### [Written request]
Find each line that has the string "TRADE" and give the total, with nothing else.

▼▼▼

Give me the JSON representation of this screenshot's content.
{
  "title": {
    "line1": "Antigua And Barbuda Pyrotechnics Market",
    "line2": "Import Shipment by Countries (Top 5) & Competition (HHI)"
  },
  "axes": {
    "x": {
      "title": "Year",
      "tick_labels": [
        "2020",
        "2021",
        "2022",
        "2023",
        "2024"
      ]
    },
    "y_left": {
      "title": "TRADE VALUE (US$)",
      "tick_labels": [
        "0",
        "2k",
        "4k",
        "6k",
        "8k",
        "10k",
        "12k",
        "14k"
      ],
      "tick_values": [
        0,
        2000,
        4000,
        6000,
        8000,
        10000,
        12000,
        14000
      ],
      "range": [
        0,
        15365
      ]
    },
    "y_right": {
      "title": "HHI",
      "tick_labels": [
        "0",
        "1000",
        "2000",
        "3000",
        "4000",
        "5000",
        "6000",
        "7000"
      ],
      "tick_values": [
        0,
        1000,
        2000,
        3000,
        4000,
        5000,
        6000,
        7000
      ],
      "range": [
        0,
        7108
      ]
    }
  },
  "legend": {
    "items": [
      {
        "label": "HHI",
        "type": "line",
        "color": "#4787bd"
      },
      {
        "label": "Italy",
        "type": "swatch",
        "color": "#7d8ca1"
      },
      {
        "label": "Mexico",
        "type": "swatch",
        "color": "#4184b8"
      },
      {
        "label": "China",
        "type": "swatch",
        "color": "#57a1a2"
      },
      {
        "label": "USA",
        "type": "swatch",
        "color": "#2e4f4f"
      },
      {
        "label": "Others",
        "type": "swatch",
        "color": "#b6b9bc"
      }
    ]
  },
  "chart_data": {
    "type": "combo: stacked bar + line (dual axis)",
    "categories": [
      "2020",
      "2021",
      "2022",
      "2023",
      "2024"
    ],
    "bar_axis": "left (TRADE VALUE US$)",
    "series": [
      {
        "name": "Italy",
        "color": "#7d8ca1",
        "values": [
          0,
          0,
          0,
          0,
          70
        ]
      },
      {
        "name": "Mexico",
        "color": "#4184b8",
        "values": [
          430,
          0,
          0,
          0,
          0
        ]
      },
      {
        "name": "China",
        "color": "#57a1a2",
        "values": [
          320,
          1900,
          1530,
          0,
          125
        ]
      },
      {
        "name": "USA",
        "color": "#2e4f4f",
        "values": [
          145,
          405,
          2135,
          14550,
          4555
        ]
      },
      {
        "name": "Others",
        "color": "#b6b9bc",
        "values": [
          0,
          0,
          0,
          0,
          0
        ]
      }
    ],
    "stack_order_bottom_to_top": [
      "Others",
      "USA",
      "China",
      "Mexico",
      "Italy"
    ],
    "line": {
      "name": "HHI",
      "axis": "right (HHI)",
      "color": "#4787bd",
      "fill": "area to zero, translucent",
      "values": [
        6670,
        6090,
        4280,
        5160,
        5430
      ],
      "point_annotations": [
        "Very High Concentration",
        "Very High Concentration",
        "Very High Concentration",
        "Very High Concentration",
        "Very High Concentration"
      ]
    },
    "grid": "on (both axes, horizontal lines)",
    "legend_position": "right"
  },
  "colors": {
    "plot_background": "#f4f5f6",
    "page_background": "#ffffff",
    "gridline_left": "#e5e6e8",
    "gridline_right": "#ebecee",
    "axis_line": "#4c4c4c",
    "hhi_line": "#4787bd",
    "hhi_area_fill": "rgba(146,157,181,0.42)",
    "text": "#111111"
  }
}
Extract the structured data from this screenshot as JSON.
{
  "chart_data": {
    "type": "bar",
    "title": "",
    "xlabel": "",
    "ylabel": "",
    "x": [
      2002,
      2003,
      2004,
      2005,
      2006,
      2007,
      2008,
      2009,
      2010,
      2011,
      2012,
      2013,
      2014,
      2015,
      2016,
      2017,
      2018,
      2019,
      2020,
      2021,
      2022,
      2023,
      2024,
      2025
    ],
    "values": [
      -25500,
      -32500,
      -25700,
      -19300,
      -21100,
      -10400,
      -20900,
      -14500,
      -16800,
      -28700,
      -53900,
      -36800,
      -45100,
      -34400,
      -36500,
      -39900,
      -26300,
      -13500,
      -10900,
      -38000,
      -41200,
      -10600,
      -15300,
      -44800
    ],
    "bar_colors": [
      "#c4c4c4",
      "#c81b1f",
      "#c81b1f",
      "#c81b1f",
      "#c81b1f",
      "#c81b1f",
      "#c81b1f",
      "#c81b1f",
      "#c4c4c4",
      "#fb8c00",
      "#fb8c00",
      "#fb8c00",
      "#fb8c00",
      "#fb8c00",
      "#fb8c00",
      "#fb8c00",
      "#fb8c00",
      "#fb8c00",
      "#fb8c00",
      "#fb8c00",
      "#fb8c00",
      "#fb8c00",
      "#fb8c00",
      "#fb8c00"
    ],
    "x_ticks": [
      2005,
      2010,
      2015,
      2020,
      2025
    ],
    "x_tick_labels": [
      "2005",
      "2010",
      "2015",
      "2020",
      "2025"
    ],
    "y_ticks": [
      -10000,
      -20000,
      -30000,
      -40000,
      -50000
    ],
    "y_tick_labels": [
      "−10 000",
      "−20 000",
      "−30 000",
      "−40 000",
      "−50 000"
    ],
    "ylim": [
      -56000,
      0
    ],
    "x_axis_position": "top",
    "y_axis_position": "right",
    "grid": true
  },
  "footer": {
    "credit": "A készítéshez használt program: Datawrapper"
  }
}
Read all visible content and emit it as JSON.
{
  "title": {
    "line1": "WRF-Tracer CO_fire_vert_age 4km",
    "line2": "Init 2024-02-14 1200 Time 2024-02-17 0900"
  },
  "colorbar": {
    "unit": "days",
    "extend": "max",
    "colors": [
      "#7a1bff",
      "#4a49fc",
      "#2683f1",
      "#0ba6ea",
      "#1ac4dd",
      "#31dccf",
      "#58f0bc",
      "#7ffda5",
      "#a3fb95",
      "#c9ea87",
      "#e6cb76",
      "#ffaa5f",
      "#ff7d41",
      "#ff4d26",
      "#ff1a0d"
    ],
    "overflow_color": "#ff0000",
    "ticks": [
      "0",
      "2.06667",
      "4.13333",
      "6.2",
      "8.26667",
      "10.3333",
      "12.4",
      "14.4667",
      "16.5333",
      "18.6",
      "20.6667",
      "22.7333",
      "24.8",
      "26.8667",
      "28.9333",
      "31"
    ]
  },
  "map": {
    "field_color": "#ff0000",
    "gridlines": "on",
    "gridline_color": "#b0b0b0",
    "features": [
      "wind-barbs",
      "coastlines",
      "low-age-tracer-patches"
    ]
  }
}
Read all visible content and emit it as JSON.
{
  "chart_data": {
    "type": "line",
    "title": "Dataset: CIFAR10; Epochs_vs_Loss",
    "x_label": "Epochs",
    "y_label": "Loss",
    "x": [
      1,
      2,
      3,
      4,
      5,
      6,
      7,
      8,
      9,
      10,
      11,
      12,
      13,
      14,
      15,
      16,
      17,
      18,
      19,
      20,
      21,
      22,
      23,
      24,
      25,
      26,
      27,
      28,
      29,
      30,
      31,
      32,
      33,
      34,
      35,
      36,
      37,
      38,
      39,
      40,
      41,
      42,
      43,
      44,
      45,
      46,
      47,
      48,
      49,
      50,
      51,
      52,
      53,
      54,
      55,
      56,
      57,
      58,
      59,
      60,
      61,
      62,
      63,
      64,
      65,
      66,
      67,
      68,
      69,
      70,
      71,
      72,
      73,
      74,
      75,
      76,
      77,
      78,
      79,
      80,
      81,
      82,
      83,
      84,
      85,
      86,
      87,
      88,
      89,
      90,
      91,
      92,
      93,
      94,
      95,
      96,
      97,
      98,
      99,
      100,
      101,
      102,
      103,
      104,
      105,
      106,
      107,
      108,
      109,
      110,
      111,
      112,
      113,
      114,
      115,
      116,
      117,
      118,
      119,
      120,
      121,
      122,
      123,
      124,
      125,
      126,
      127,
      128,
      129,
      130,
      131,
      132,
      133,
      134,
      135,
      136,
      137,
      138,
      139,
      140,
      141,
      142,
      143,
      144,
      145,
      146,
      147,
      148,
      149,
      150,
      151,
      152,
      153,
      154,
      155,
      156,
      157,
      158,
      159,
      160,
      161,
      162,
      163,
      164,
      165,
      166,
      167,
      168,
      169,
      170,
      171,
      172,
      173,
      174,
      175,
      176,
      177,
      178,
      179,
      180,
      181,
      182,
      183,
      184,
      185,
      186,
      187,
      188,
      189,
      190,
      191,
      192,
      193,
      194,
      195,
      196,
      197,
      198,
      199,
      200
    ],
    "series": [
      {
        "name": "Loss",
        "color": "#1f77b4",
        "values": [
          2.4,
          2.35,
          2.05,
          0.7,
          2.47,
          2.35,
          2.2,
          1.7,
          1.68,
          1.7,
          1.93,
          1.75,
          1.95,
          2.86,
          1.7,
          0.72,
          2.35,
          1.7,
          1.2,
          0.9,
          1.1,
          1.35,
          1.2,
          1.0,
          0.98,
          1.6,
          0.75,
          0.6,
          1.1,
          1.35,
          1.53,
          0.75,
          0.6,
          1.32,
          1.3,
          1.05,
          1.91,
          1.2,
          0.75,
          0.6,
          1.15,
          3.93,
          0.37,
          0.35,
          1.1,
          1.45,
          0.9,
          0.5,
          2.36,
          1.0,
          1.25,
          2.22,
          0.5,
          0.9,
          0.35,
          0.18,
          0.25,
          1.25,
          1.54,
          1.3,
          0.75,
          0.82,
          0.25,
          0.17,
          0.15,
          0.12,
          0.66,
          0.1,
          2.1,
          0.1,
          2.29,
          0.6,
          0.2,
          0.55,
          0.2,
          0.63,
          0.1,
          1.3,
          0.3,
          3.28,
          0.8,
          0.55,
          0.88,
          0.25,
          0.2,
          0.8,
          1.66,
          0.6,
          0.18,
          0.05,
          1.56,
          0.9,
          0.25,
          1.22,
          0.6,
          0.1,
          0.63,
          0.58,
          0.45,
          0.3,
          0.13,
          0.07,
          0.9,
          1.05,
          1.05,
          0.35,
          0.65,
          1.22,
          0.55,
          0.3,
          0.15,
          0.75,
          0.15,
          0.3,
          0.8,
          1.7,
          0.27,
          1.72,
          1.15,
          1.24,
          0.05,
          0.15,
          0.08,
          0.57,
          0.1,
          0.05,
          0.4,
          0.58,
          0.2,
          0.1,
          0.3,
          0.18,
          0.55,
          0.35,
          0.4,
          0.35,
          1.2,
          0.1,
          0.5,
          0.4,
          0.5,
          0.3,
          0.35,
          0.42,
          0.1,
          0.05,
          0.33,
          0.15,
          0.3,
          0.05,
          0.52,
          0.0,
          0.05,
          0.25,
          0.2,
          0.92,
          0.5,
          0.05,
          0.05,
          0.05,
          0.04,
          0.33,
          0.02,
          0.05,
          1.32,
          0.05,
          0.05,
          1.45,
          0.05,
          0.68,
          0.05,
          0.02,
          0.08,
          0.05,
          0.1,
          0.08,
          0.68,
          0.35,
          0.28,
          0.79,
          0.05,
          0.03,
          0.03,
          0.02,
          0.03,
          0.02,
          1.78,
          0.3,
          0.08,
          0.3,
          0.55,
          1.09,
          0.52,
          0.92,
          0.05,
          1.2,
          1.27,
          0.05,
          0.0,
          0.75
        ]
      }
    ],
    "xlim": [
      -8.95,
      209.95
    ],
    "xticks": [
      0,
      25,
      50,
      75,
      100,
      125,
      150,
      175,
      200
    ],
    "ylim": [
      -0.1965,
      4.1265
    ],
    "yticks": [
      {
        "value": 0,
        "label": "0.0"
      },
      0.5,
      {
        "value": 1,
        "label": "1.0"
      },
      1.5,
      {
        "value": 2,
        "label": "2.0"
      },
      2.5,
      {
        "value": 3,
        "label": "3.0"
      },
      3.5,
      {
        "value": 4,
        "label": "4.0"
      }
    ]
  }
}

▲▲▲

### [Exercise output]
2